(Data entries)
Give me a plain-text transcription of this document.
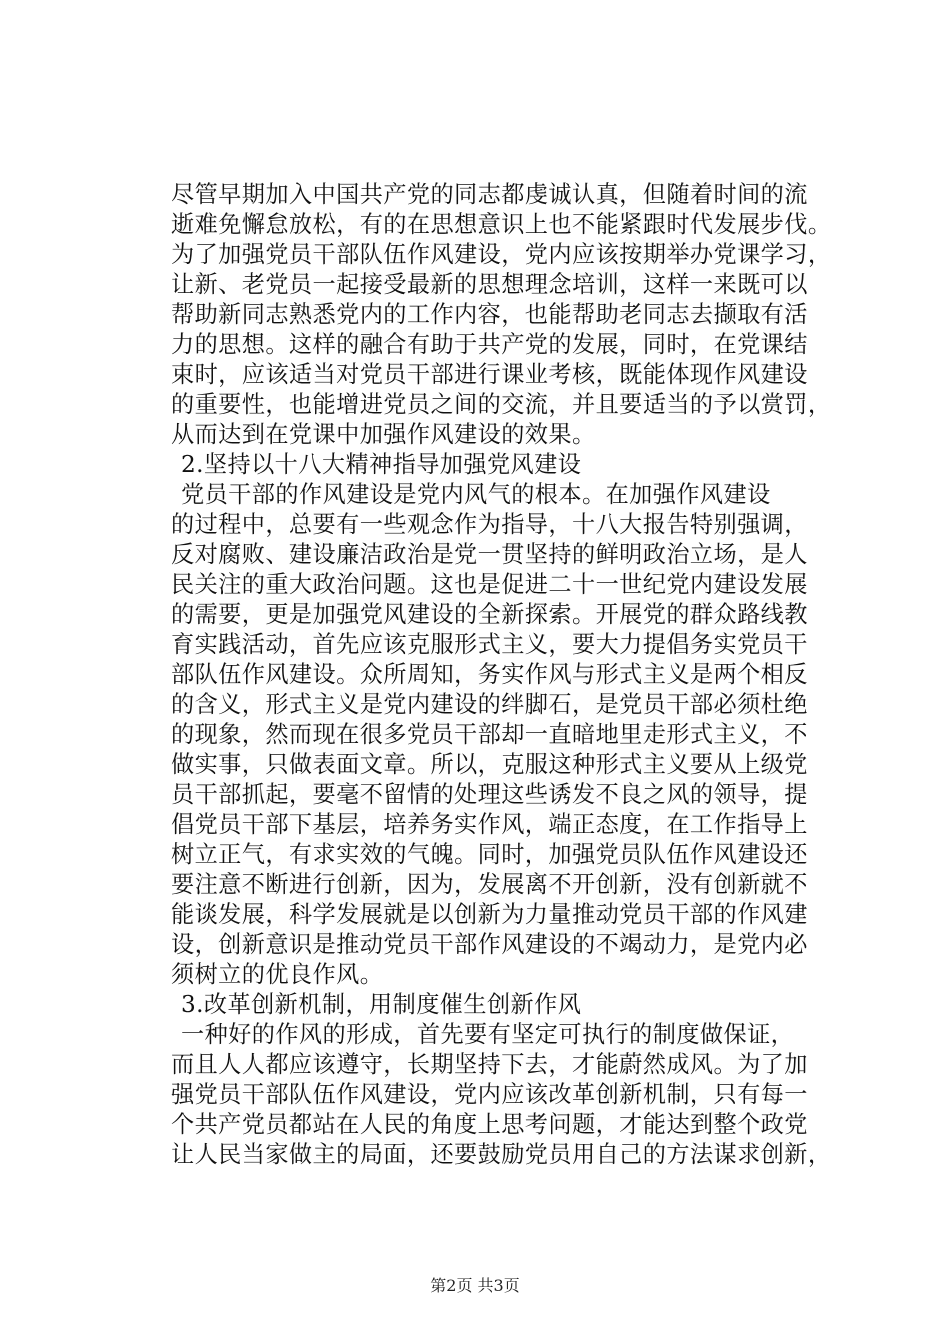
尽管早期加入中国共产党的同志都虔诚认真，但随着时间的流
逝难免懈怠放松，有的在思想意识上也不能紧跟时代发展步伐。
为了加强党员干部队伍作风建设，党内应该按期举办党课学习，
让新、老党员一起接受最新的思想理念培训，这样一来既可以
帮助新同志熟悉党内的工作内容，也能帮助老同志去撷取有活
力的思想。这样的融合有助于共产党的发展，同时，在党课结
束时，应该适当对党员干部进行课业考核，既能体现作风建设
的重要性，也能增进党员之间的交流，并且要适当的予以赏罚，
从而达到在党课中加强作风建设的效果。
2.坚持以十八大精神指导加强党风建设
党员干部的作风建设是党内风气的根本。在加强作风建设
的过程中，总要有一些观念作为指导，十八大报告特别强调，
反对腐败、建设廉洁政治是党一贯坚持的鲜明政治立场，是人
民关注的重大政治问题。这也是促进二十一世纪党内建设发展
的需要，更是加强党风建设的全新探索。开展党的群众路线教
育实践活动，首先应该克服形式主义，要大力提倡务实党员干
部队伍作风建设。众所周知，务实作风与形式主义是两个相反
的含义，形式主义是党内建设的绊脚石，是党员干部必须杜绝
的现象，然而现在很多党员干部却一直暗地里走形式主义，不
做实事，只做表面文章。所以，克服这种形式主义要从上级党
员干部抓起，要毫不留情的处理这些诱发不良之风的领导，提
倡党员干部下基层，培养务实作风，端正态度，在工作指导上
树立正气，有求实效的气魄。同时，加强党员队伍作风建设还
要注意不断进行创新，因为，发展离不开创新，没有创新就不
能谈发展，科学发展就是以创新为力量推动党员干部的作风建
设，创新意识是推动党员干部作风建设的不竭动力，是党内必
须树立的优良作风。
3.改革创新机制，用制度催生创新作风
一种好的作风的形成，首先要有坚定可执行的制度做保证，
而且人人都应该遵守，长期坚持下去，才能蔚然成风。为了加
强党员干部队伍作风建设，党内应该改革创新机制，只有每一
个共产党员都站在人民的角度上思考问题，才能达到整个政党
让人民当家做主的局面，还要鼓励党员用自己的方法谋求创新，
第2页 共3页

[Exercise details]: Retype the whole listing, keeping every line identical and omitting all pictures.

[Written solution]:
Give me a plain-text transcription of this document.
尽管早期加入中国共产党的同志都虔诚认真，但随着时间的流
逝难免懈怠放松，有的在思想意识上也不能紧跟时代发展步伐。
为了加强党员干部队伍作风建设，党内应该按期举办党课学习，
让新、老党员一起接受最新的思想理念培训，这样一来既可以
帮助新同志熟悉党内的工作内容，也能帮助老同志去撷取有活
力的思想。这样的融合有助于共产党的发展，同时，在党课结
束时，应该适当对党员干部进行课业考核，既能体现作风建设
的重要性，也能增进党员之间的交流，并且要适当的予以赏罚，
从而达到在党课中加强作风建设的效果。
2.坚持以十八大精神指导加强党风建设
党员干部的作风建设是党内风气的根本。在加强作风建设
的过程中，总要有一些观念作为指导，十八大报告特别强调，
反对腐败、建设廉洁政治是党一贯坚持的鲜明政治立场，是人
民关注的重大政治问题。这也是促进二十一世纪党内建设发展
的需要，更是加强党风建设的全新探索。开展党的群众路线教
育实践活动，首先应该克服形式主义，要大力提倡务实党员干
部队伍作风建设。众所周知，务实作风与形式主义是两个相反
的含义，形式主义是党内建设的绊脚石，是党员干部必须杜绝
的现象，然而现在很多党员干部却一直暗地里走形式主义，不
做实事，只做表面文章。所以，克服这种形式主义要从上级党
员干部抓起，要毫不留情的处理这些诱发不良之风的领导，提
倡党员干部下基层，培养务实作风，端正态度，在工作指导上
树立正气，有求实效的气魄。同时，加强党员队伍作风建设还
要注意不断进行创新，因为，发展离不开创新，没有创新就不
能谈发展，科学发展就是以创新为力量推动党员干部的作风建
设，创新意识是推动党员干部作风建设的不竭动力，是党内必
须树立的优良作风。
3.改革创新机制，用制度催生创新作风
一种好的作风的形成，首先要有坚定可执行的制度做保证，
而且人人都应该遵守，长期坚持下去，才能蔚然成风。为了加
强党员干部队伍作风建设，党内应该改革创新机制，只有每一
个共产党员都站在人民的角度上思考问题，才能达到整个政党
让人民当家做主的局面，还要鼓励党员用自己的方法谋求创新，
第2页 共3页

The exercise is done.